-- BEGIN Data to process --
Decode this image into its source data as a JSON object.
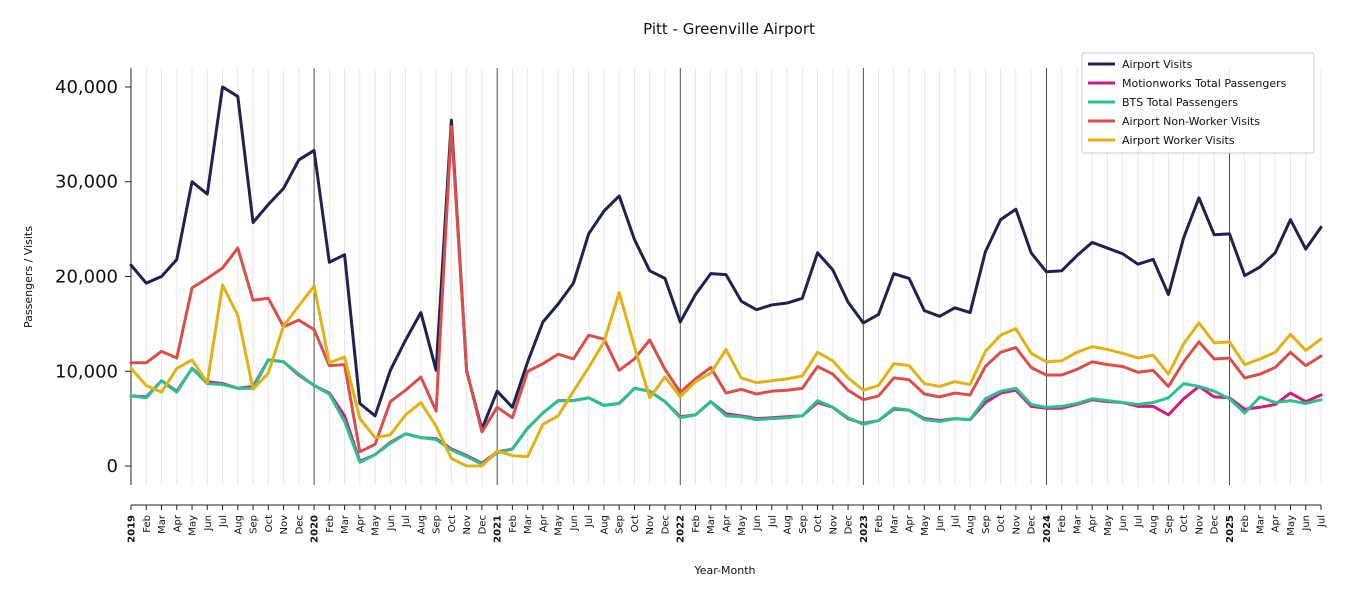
{
  "chart_data": {
    "type": "line",
    "title": "Pitt - Greenville Airport",
    "xlabel": "Year-Month",
    "ylabel": "Passengers / Visits",
    "ylim": [
      -2000,
      42000
    ],
    "yticks": [
      0,
      10000,
      20000,
      30000,
      40000
    ],
    "ytick_labels": [
      "0",
      "10,000",
      "20,000",
      "30,000",
      "40,000"
    ],
    "grid": "vertical minor lines monthly, major lines at each January",
    "legend_position": "top-right",
    "x": [
      "2019",
      "Feb",
      "Mar",
      "Apr",
      "May",
      "Jun",
      "Jul",
      "Aug",
      "Sep",
      "Oct",
      "Nov",
      "Dec",
      "2020",
      "Feb",
      "Mar",
      "Apr",
      "May",
      "Jun",
      "Jul",
      "Aug",
      "Sep",
      "Oct",
      "Nov",
      "Dec",
      "2021",
      "Feb",
      "Mar",
      "Apr",
      "May",
      "Jun",
      "Jul",
      "Aug",
      "Sep",
      "Oct",
      "Nov",
      "Dec",
      "2022",
      "Feb",
      "Mar",
      "Apr",
      "May",
      "Jun",
      "Jul",
      "Aug",
      "Sep",
      "Oct",
      "Nov",
      "Dec",
      "2023",
      "Feb",
      "Mar",
      "Apr",
      "May",
      "Jun",
      "Jul",
      "Aug",
      "Sep",
      "Oct",
      "Nov",
      "Dec",
      "2024",
      "Feb",
      "Mar",
      "Apr",
      "May",
      "Jun",
      "Jul",
      "Aug",
      "Sep",
      "Oct",
      "Nov",
      "Dec",
      "2025",
      "Feb",
      "Mar",
      "Apr",
      "May",
      "Jun",
      "Jul"
    ],
    "year_labels": [
      "2019",
      "2020",
      "2021",
      "2022",
      "2023",
      "2024",
      "2025"
    ],
    "series": [
      {
        "name": "Airport Visits",
        "color": "#1f2150",
        "values": [
          21200,
          19300,
          20000,
          21800,
          30000,
          28700,
          40000,
          39000,
          25700,
          27600,
          29300,
          32300,
          33300,
          21500,
          22300,
          6600,
          5300,
          10100,
          13300,
          16200,
          10100,
          36500,
          10000,
          3900,
          7900,
          6200,
          11000,
          15200,
          17100,
          19300,
          24500,
          26900,
          28500,
          23900,
          20600,
          19800,
          15200,
          18100,
          20300,
          20200,
          17400,
          16500,
          17000,
          17200,
          17700,
          22500,
          20700,
          17300,
          15100,
          16000,
          20300,
          19800,
          16400,
          15800,
          16700,
          16200,
          22600,
          26000,
          27100,
          22500,
          20500,
          20600,
          22200,
          23600,
          23000,
          22400,
          21300,
          21800,
          18100,
          24100,
          28300,
          24400,
          24500,
          20100,
          21000,
          22500,
          26000,
          22900,
          25200
        ]
      },
      {
        "name": "Motionworks Total Passengers",
        "color": "#d21a82",
        "values": [
          7400,
          7300,
          9000,
          7900,
          10300,
          8900,
          8700,
          8200,
          8400,
          11200,
          11000,
          9600,
          8500,
          7700,
          5300,
          500,
          1200,
          2500,
          3400,
          3000,
          2900,
          1800,
          1100,
          300,
          1500,
          1800,
          4000,
          5600,
          6900,
          6900,
          7200,
          6400,
          6600,
          8200,
          7900,
          6800,
          5200,
          5400,
          6800,
          5500,
          5300,
          5000,
          5100,
          5200,
          5300,
          6700,
          6200,
          5000,
          4500,
          4800,
          6000,
          5900,
          5000,
          4800,
          5000,
          4900,
          6700,
          7700,
          8000,
          6300,
          6100,
          6100,
          6500,
          7000,
          6800,
          6700,
          6300,
          6300,
          5400,
          7100,
          8400,
          7300,
          7200,
          6000,
          6200,
          6500,
          7700,
          6800,
          7500
        ]
      },
      {
        "name": "BTS Total Passengers",
        "color": "#2cc08f",
        "values": [
          7400,
          7200,
          9000,
          7800,
          10300,
          8700,
          8600,
          8200,
          8200,
          11200,
          11000,
          9700,
          8500,
          7600,
          4700,
          400,
          1200,
          2400,
          3400,
          3000,
          2800,
          1700,
          1000,
          200,
          1400,
          1800,
          4000,
          5600,
          6900,
          6900,
          7200,
          6400,
          6600,
          8200,
          7900,
          6800,
          5100,
          5400,
          6800,
          5300,
          5200,
          4900,
          5000,
          5100,
          5300,
          6900,
          6200,
          5100,
          4400,
          4800,
          6100,
          5900,
          4900,
          4700,
          5000,
          4900,
          7100,
          7900,
          8200,
          6500,
          6200,
          6300,
          6600,
          7100,
          6900,
          6700,
          6500,
          6700,
          7200,
          8700,
          8400,
          7900,
          7100,
          5600,
          7300,
          6700,
          6900,
          6600,
          7000
        ]
      },
      {
        "name": "Airport Non-Worker Visits",
        "color": "#d94f4c",
        "values": [
          10900,
          10900,
          12100,
          11400,
          18800,
          19800,
          20900,
          23000,
          17500,
          17700,
          14700,
          15400,
          14400,
          10600,
          10700,
          1500,
          2300,
          6800,
          8000,
          9400,
          5800,
          35800,
          10100,
          3600,
          6200,
          5100,
          10000,
          10800,
          11800,
          11300,
          13800,
          13400,
          10100,
          11300,
          13300,
          10200,
          7800,
          9200,
          10400,
          7700,
          8100,
          7600,
          7900,
          8000,
          8200,
          10500,
          9700,
          8000,
          7000,
          7400,
          9300,
          9100,
          7600,
          7300,
          7700,
          7500,
          10500,
          12000,
          12500,
          10400,
          9600,
          9600,
          10200,
          11000,
          10700,
          10500,
          9900,
          10100,
          8400,
          11000,
          13100,
          11300,
          11400,
          9300,
          9700,
          10400,
          12000,
          10600,
          11600
        ]
      },
      {
        "name": "Airport Worker Visits",
        "color": "#e1b215",
        "values": [
          10300,
          8500,
          7800,
          10300,
          11200,
          8800,
          19100,
          15900,
          8100,
          9800,
          14800,
          16900,
          19000,
          10900,
          11500,
          5000,
          3000,
          3300,
          5400,
          6700,
          4200,
          800,
          0,
          0,
          1600,
          1100,
          1000,
          4400,
          5300,
          7900,
          10400,
          13100,
          18300,
          12600,
          7200,
          9400,
          7300,
          8900,
          9800,
          12300,
          9300,
          8800,
          9000,
          9200,
          9500,
          12000,
          11100,
          9300,
          8000,
          8500,
          10800,
          10600,
          8700,
          8400,
          8900,
          8600,
          12100,
          13800,
          14500,
          11900,
          11000,
          11100,
          12000,
          12600,
          12300,
          11900,
          11400,
          11700,
          9700,
          12900,
          15100,
          13000,
          13100,
          10700,
          11300,
          12000,
          13900,
          12200,
          13400
        ]
      }
    ]
  }
}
-- END Data to process --
Retype everything in the material word for word, minus pictures.

Decode this image into its source data as a JSON object.
{
  "chart_data": {
    "type": "line",
    "title": "Pitt - Greenville Airport",
    "xlabel": "Year-Month",
    "ylabel": "Passengers / Visits",
    "ylim": [
      -2000,
      42000
    ],
    "yticks": [
      0,
      10000,
      20000,
      30000,
      40000
    ],
    "ytick_labels": [
      "0",
      "10,000",
      "20,000",
      "30,000",
      "40,000"
    ],
    "grid": "vertical minor lines monthly, major lines at each January",
    "legend_position": "top-right",
    "x": [
      "2019",
      "Feb",
      "Mar",
      "Apr",
      "May",
      "Jun",
      "Jul",
      "Aug",
      "Sep",
      "Oct",
      "Nov",
      "Dec",
      "2020",
      "Feb",
      "Mar",
      "Apr",
      "May",
      "Jun",
      "Jul",
      "Aug",
      "Sep",
      "Oct",
      "Nov",
      "Dec",
      "2021",
      "Feb",
      "Mar",
      "Apr",
      "May",
      "Jun",
      "Jul",
      "Aug",
      "Sep",
      "Oct",
      "Nov",
      "Dec",
      "2022",
      "Feb",
      "Mar",
      "Apr",
      "May",
      "Jun",
      "Jul",
      "Aug",
      "Sep",
      "Oct",
      "Nov",
      "Dec",
      "2023",
      "Feb",
      "Mar",
      "Apr",
      "May",
      "Jun",
      "Jul",
      "Aug",
      "Sep",
      "Oct",
      "Nov",
      "Dec",
      "2024",
      "Feb",
      "Mar",
      "Apr",
      "May",
      "Jun",
      "Jul",
      "Aug",
      "Sep",
      "Oct",
      "Nov",
      "Dec",
      "2025",
      "Feb",
      "Mar",
      "Apr",
      "May",
      "Jun",
      "Jul"
    ],
    "year_labels": [
      "2019",
      "2020",
      "2021",
      "2022",
      "2023",
      "2024",
      "2025"
    ],
    "series": [
      {
        "name": "Airport Visits",
        "color": "#1f2150",
        "values": [
          21200,
          19300,
          20000,
          21800,
          30000,
          28700,
          40000,
          39000,
          25700,
          27600,
          29300,
          32300,
          33300,
          21500,
          22300,
          6600,
          5300,
          10100,
          13300,
          16200,
          10100,
          36500,
          10000,
          3900,
          7900,
          6200,
          11000,
          15200,
          17100,
          19300,
          24500,
          26900,
          28500,
          23900,
          20600,
          19800,
          15200,
          18100,
          20300,
          20200,
          17400,
          16500,
          17000,
          17200,
          17700,
          22500,
          20700,
          17300,
          15100,
          16000,
          20300,
          19800,
          16400,
          15800,
          16700,
          16200,
          22600,
          26000,
          27100,
          22500,
          20500,
          20600,
          22200,
          23600,
          23000,
          22400,
          21300,
          21800,
          18100,
          24100,
          28300,
          24400,
          24500,
          20100,
          21000,
          22500,
          26000,
          22900,
          25200
        ]
      },
      {
        "name": "Motionworks Total Passengers",
        "color": "#d21a82",
        "values": [
          7400,
          7300,
          9000,
          7900,
          10300,
          8900,
          8700,
          8200,
          8400,
          11200,
          11000,
          9600,
          8500,
          7700,
          5300,
          500,
          1200,
          2500,
          3400,
          3000,
          2900,
          1800,
          1100,
          300,
          1500,
          1800,
          4000,
          5600,
          6900,
          6900,
          7200,
          6400,
          6600,
          8200,
          7900,
          6800,
          5200,
          5400,
          6800,
          5500,
          5300,
          5000,
          5100,
          5200,
          5300,
          6700,
          6200,
          5000,
          4500,
          4800,
          6000,
          5900,
          5000,
          4800,
          5000,
          4900,
          6700,
          7700,
          8000,
          6300,
          6100,
          6100,
          6500,
          7000,
          6800,
          6700,
          6300,
          6300,
          5400,
          7100,
          8400,
          7300,
          7200,
          6000,
          6200,
          6500,
          7700,
          6800,
          7500
        ]
      },
      {
        "name": "BTS Total Passengers",
        "color": "#2cc08f",
        "values": [
          7400,
          7200,
          9000,
          7800,
          10300,
          8700,
          8600,
          8200,
          8200,
          11200,
          11000,
          9700,
          8500,
          7600,
          4700,
          400,
          1200,
          2400,
          3400,
          3000,
          2800,
          1700,
          1000,
          200,
          1400,
          1800,
          4000,
          5600,
          6900,
          6900,
          7200,
          6400,
          6600,
          8200,
          7900,
          6800,
          5100,
          5400,
          6800,
          5300,
          5200,
          4900,
          5000,
          5100,
          5300,
          6900,
          6200,
          5100,
          4400,
          4800,
          6100,
          5900,
          4900,
          4700,
          5000,
          4900,
          7100,
          7900,
          8200,
          6500,
          6200,
          6300,
          6600,
          7100,
          6900,
          6700,
          6500,
          6700,
          7200,
          8700,
          8400,
          7900,
          7100,
          5600,
          7300,
          6700,
          6900,
          6600,
          7000
        ]
      },
      {
        "name": "Airport Non-Worker Visits",
        "color": "#d94f4c",
        "values": [
          10900,
          10900,
          12100,
          11400,
          18800,
          19800,
          20900,
          23000,
          17500,
          17700,
          14700,
          15400,
          14400,
          10600,
          10700,
          1500,
          2300,
          6800,
          8000,
          9400,
          5800,
          35800,
          10100,
          3600,
          6200,
          5100,
          10000,
          10800,
          11800,
          11300,
          13800,
          13400,
          10100,
          11300,
          13300,
          10200,
          7800,
          9200,
          10400,
          7700,
          8100,
          7600,
          7900,
          8000,
          8200,
          10500,
          9700,
          8000,
          7000,
          7400,
          9300,
          9100,
          7600,
          7300,
          7700,
          7500,
          10500,
          12000,
          12500,
          10400,
          9600,
          9600,
          10200,
          11000,
          10700,
          10500,
          9900,
          10100,
          8400,
          11000,
          13100,
          11300,
          11400,
          9300,
          9700,
          10400,
          12000,
          10600,
          11600
        ]
      },
      {
        "name": "Airport Worker Visits",
        "color": "#e1b215",
        "values": [
          10300,
          8500,
          7800,
          10300,
          11200,
          8800,
          19100,
          15900,
          8100,
          9800,
          14800,
          16900,
          19000,
          10900,
          11500,
          5000,
          3000,
          3300,
          5400,
          6700,
          4200,
          800,
          0,
          0,
          1600,
          1100,
          1000,
          4400,
          5300,
          7900,
          10400,
          13100,
          18300,
          12600,
          7200,
          9400,
          7300,
          8900,
          9800,
          12300,
          9300,
          8800,
          9000,
          9200,
          9500,
          12000,
          11100,
          9300,
          8000,
          8500,
          10800,
          10600,
          8700,
          8400,
          8900,
          8600,
          12100,
          13800,
          14500,
          11900,
          11000,
          11100,
          12000,
          12600,
          12300,
          11900,
          11400,
          11700,
          9700,
          12900,
          15100,
          13000,
          13100,
          10700,
          11300,
          12000,
          13900,
          12200,
          13400
        ]
      }
    ]
  }
}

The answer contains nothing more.